→ TASK DESCRIPTION
Write out every line of the material exactly as it appears.

Dataset listings of figures
--------------------------------
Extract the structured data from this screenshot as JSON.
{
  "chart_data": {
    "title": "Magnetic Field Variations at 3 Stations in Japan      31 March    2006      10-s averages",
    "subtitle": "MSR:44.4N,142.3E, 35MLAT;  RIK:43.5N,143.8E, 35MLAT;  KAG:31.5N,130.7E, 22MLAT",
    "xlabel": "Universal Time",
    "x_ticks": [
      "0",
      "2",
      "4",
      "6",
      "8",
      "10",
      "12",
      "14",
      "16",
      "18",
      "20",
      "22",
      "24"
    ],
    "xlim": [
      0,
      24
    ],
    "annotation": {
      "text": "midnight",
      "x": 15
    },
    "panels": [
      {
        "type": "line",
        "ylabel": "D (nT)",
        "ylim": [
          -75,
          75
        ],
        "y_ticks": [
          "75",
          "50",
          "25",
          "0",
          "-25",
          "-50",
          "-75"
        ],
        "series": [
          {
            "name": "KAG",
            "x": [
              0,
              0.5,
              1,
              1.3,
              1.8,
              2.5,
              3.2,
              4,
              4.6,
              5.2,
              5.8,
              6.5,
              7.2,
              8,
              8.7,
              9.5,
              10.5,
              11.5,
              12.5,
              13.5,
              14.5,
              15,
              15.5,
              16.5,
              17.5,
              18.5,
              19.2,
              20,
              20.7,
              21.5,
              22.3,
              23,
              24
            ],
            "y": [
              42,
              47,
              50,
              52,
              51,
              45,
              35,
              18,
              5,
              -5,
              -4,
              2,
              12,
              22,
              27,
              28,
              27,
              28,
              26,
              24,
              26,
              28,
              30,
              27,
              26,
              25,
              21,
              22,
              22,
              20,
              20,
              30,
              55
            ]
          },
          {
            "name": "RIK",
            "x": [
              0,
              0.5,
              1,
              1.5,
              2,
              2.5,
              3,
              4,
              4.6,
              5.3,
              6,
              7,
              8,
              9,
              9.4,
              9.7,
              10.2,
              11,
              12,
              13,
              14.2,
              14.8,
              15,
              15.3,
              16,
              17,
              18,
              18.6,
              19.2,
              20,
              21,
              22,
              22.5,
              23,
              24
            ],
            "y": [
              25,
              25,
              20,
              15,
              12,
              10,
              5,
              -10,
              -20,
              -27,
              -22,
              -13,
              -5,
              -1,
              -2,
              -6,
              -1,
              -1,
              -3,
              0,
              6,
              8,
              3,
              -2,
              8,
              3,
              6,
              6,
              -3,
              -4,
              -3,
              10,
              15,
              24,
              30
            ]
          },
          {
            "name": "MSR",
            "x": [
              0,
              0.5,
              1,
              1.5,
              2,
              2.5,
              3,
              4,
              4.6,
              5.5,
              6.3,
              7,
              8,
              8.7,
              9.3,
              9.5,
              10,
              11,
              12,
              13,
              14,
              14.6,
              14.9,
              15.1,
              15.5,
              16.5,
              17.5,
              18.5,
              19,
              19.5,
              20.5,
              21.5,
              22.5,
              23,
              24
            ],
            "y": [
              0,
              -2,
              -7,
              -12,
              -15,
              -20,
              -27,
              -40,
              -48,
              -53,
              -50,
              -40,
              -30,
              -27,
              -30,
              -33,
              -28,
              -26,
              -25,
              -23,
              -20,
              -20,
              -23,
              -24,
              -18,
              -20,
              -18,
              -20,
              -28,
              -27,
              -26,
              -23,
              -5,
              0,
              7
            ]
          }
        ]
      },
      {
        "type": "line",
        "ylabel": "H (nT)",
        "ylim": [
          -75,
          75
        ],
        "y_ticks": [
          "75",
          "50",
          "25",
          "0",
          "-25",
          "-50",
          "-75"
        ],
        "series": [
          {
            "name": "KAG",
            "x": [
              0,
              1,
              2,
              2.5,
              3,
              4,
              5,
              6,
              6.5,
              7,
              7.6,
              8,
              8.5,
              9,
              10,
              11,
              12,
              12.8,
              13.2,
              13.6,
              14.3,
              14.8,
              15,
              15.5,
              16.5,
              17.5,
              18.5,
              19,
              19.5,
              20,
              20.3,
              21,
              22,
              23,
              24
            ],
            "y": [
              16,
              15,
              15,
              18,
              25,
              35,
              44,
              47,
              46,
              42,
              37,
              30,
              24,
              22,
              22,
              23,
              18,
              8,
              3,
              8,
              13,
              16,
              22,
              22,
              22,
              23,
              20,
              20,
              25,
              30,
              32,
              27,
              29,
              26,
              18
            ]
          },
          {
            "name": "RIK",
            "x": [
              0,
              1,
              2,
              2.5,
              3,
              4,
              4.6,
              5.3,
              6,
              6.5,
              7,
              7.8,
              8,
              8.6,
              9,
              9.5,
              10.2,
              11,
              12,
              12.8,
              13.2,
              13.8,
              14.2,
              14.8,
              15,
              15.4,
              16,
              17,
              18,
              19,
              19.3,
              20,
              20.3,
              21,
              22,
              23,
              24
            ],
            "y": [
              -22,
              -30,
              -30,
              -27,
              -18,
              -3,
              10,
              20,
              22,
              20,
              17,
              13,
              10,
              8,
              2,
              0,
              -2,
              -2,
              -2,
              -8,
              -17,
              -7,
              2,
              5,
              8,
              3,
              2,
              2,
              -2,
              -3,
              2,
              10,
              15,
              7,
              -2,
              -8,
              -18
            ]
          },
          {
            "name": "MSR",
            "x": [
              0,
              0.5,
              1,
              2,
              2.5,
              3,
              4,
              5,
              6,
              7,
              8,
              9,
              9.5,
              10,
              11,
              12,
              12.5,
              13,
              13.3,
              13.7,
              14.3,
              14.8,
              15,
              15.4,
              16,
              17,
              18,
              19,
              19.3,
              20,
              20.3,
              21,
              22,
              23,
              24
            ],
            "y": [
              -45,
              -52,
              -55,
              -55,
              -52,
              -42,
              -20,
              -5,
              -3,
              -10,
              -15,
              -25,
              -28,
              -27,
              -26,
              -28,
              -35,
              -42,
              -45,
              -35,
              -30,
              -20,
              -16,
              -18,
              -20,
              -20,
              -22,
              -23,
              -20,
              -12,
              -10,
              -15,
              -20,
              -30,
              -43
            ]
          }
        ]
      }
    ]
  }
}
--------------------------------
→ TASK RESPONSE
Extract the structured data from this screenshot as JSON.
{
  "chart_data": {
    "title": "Magnetic Field Variations at 3 Stations in Japan      31 March    2006      10-s averages",
    "subtitle": "MSR:44.4N,142.3E, 35MLAT;  RIK:43.5N,143.8E, 35MLAT;  KAG:31.5N,130.7E, 22MLAT",
    "xlabel": "Universal Time",
    "x_ticks": [
      "0",
      "2",
      "4",
      "6",
      "8",
      "10",
      "12",
      "14",
      "16",
      "18",
      "20",
      "22",
      "24"
    ],
    "xlim": [
      0,
      24
    ],
    "annotation": {
      "text": "midnight",
      "x": 15
    },
    "panels": [
      {
        "type": "line",
        "ylabel": "D (nT)",
        "ylim": [
          -75,
          75
        ],
        "y_ticks": [
          "75",
          "50",
          "25",
          "0",
          "-25",
          "-50",
          "-75"
        ],
        "series": [
          {
            "name": "KAG",
            "x": [
              0,
              0.5,
              1,
              1.3,
              1.8,
              2.5,
              3.2,
              4,
              4.6,
              5.2,
              5.8,
              6.5,
              7.2,
              8,
              8.7,
              9.5,
              10.5,
              11.5,
              12.5,
              13.5,
              14.5,
              15,
              15.5,
              16.5,
              17.5,
              18.5,
              19.2,
              20,
              20.7,
              21.5,
              22.3,
              23,
              24
            ],
            "y": [
              42,
              47,
              50,
              52,
              51,
              45,
              35,
              18,
              5,
              -5,
              -4,
              2,
              12,
              22,
              27,
              28,
              27,
              28,
              26,
              24,
              26,
              28,
              30,
              27,
              26,
              25,
              21,
              22,
              22,
              20,
              20,
              30,
              55
            ]
          },
          {
            "name": "RIK",
            "x": [
              0,
              0.5,
              1,
              1.5,
              2,
              2.5,
              3,
              4,
              4.6,
              5.3,
              6,
              7,
              8,
              9,
              9.4,
              9.7,
              10.2,
              11,
              12,
              13,
              14.2,
              14.8,
              15,
              15.3,
              16,
              17,
              18,
              18.6,
              19.2,
              20,
              21,
              22,
              22.5,
              23,
              24
            ],
            "y": [
              25,
              25,
              20,
              15,
              12,
              10,
              5,
              -10,
              -20,
              -27,
              -22,
              -13,
              -5,
              -1,
              -2,
              -6,
              -1,
              -1,
              -3,
              0,
              6,
              8,
              3,
              -2,
              8,
              3,
              6,
              6,
              -3,
              -4,
              -3,
              10,
              15,
              24,
              30
            ]
          },
          {
            "name": "MSR",
            "x": [
              0,
              0.5,
              1,
              1.5,
              2,
              2.5,
              3,
              4,
              4.6,
              5.5,
              6.3,
              7,
              8,
              8.7,
              9.3,
              9.5,
              10,
              11,
              12,
              13,
              14,
              14.6,
              14.9,
              15.1,
              15.5,
              16.5,
              17.5,
              18.5,
              19,
              19.5,
              20.5,
              21.5,
              22.5,
              23,
              24
            ],
            "y": [
              0,
              -2,
              -7,
              -12,
              -15,
              -20,
              -27,
              -40,
              -48,
              -53,
              -50,
              -40,
              -30,
              -27,
              -30,
              -33,
              -28,
              -26,
              -25,
              -23,
              -20,
              -20,
              -23,
              -24,
              -18,
              -20,
              -18,
              -20,
              -28,
              -27,
              -26,
              -23,
              -5,
              0,
              7
            ]
          }
        ]
      },
      {
        "type": "line",
        "ylabel": "H (nT)",
        "ylim": [
          -75,
          75
        ],
        "y_ticks": [
          "75",
          "50",
          "25",
          "0",
          "-25",
          "-50",
          "-75"
        ],
        "series": [
          {
            "name": "KAG",
            "x": [
              0,
              1,
              2,
              2.5,
              3,
              4,
              5,
              6,
              6.5,
              7,
              7.6,
              8,
              8.5,
              9,
              10,
              11,
              12,
              12.8,
              13.2,
              13.6,
              14.3,
              14.8,
              15,
              15.5,
              16.5,
              17.5,
              18.5,
              19,
              19.5,
              20,
              20.3,
              21,
              22,
              23,
              24
            ],
            "y": [
              16,
              15,
              15,
              18,
              25,
              35,
              44,
              47,
              46,
              42,
              37,
              30,
              24,
              22,
              22,
              23,
              18,
              8,
              3,
              8,
              13,
              16,
              22,
              22,
              22,
              23,
              20,
              20,
              25,
              30,
              32,
              27,
              29,
              26,
              18
            ]
          },
          {
            "name": "RIK",
            "x": [
              0,
              1,
              2,
              2.5,
              3,
              4,
              4.6,
              5.3,
              6,
              6.5,
              7,
              7.8,
              8,
              8.6,
              9,
              9.5,
              10.2,
              11,
              12,
              12.8,
              13.2,
              13.8,
              14.2,
              14.8,
              15,
              15.4,
              16,
              17,
              18,
              19,
              19.3,
              20,
              20.3,
              21,
              22,
              23,
              24
            ],
            "y": [
              -22,
              -30,
              -30,
              -27,
              -18,
              -3,
              10,
              20,
              22,
              20,
              17,
              13,
              10,
              8,
              2,
              0,
              -2,
              -2,
              -2,
              -8,
              -17,
              -7,
              2,
              5,
              8,
              3,
              2,
              2,
              -2,
              -3,
              2,
              10,
              15,
              7,
              -2,
              -8,
              -18
            ]
          },
          {
            "name": "MSR",
            "x": [
              0,
              0.5,
              1,
              2,
              2.5,
              3,
              4,
              5,
              6,
              7,
              8,
              9,
              9.5,
              10,
              11,
              12,
              12.5,
              13,
              13.3,
              13.7,
              14.3,
              14.8,
              15,
              15.4,
              16,
              17,
              18,
              19,
              19.3,
              20,
              20.3,
              21,
              22,
              23,
              24
            ],
            "y": [
              -45,
              -52,
              -55,
              -55,
              -52,
              -42,
              -20,
              -5,
              -3,
              -10,
              -15,
              -25,
              -28,
              -27,
              -26,
              -28,
              -35,
              -42,
              -45,
              -35,
              -30,
              -20,
              -16,
              -18,
              -20,
              -20,
              -22,
              -23,
              -20,
              -12,
              -10,
              -15,
              -20,
              -30,
              -43
            ]
          }
        ]
      }
    ]
  }
}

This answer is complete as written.